→ **PROBLEM**
Single out each line with the word "Bundesstaaten" and copy it.

→ **DATA FOR THIS EXERCISE**
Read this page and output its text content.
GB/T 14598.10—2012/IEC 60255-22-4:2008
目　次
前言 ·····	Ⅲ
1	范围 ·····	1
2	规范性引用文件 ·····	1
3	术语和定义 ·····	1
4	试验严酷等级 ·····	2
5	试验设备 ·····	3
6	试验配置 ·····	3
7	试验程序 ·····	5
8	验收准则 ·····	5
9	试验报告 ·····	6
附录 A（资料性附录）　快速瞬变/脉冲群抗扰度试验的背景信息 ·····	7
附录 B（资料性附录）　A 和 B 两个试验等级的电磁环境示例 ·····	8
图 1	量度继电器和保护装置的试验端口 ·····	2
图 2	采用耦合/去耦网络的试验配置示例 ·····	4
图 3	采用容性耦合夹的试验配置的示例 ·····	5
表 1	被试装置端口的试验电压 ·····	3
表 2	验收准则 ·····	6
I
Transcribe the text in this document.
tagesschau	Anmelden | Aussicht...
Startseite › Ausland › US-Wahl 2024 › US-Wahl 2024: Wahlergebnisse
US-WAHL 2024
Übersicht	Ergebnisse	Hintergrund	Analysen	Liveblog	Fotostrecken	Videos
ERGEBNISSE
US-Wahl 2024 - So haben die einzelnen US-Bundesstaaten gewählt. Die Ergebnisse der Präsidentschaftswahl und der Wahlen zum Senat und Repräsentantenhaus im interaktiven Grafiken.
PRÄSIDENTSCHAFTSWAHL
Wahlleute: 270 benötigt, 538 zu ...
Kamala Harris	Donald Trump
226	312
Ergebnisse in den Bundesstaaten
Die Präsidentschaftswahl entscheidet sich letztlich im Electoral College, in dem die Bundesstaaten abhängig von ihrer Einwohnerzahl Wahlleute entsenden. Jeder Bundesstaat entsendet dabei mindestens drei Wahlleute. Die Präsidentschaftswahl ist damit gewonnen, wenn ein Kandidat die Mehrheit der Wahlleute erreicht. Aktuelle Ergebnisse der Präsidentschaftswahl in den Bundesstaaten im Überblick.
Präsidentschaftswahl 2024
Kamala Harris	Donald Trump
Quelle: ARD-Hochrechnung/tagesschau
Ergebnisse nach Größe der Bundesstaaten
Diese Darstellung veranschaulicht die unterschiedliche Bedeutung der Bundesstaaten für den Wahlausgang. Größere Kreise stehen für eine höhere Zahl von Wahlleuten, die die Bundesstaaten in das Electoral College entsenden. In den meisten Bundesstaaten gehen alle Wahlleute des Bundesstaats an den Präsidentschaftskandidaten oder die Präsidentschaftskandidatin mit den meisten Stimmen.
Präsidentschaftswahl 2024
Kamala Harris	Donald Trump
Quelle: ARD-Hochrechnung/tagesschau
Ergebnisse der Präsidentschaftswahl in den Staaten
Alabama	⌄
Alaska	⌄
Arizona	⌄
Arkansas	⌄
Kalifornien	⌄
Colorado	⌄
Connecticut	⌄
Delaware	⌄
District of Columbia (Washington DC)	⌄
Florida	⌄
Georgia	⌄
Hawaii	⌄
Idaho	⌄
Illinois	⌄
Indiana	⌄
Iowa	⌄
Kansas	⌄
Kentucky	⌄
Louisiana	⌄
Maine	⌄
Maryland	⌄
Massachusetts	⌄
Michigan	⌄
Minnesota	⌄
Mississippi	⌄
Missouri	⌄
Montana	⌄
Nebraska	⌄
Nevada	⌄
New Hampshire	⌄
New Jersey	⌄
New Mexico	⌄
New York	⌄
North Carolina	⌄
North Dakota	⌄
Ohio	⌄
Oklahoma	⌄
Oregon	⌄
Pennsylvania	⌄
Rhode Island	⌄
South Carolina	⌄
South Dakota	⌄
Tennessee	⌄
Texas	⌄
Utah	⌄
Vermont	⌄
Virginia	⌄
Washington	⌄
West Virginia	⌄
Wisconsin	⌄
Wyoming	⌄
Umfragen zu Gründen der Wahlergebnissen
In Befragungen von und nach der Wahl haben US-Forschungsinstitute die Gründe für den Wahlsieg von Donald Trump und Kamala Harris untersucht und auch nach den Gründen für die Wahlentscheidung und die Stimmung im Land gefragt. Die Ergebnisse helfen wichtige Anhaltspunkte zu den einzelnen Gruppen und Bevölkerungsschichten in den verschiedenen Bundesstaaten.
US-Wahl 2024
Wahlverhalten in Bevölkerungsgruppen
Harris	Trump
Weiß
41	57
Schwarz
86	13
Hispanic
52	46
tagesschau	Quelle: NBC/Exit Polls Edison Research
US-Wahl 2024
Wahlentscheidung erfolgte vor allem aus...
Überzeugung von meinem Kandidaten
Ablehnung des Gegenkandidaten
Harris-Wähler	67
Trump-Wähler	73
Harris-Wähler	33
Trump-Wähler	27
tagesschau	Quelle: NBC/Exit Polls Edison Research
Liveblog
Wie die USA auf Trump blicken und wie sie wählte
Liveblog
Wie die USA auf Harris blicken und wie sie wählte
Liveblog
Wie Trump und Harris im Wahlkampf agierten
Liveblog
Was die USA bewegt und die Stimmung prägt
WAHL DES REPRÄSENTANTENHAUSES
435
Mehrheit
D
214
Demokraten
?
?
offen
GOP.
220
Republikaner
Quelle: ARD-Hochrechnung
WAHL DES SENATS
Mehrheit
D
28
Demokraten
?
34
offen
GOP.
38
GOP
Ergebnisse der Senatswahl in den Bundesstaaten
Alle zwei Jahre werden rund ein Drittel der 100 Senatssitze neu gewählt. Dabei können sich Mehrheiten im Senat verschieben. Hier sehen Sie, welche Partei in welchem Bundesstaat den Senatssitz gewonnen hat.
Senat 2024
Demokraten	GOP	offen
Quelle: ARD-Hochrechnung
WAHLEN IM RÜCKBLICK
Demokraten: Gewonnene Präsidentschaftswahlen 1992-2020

→ **EXERCISE RESULT**
US-Wahl 2024 - So haben die einzelnen US-Bundesstaaten gewählt. Die Ergebnisse der Präsidentschaftswahl und der Wahlen zum Senat und Repräsentantenhaus im interaktiven Grafiken.
Ergebnisse in den Bundesstaaten
Die Präsidentschaftswahl entscheidet sich letztlich im Electoral College, in dem die Bundesstaaten abhängig von ihrer Einwohnerzahl Wahlleute entsenden. Jeder Bundesstaat entsendet dabei mindestens drei Wahlleute. Die Präsidentschaftswahl ist damit gewonnen, wenn ein Kandidat die Mehrheit der Wahlleute erreicht. Aktuelle Ergebnisse der Präsidentschaftswahl in den Bundesstaaten im Überblick.
Ergebnisse nach Größe der Bundesstaaten
Diese Darstellung veranschaulicht die unterschiedliche Bedeutung der Bundesstaaten für den Wahlausgang. Größere Kreise stehen für eine höhere Zahl von Wahlleuten, die die Bundesstaaten in das Electoral College entsenden. In den meisten Bundesstaaten gehen alle Wahlleute des Bundesstaats an den Präsidentschaftskandidaten oder die Präsidentschaftskandidatin mit den meisten Stimmen.
In Befragungen von und nach der Wahl haben US-Forschungsinstitute die Gründe für den Wahlsieg von Donald Trump und Kamala Harris untersucht und auch nach den Gründen für die Wahlentscheidung und die Stimmung im Land gefragt. Die Ergebnisse helfen wichtige Anhaltspunkte zu den einzelnen Gruppen und Bevölkerungsschichten in den verschiedenen Bundesstaaten.
Ergebnisse der Senatswahl in den Bundesstaaten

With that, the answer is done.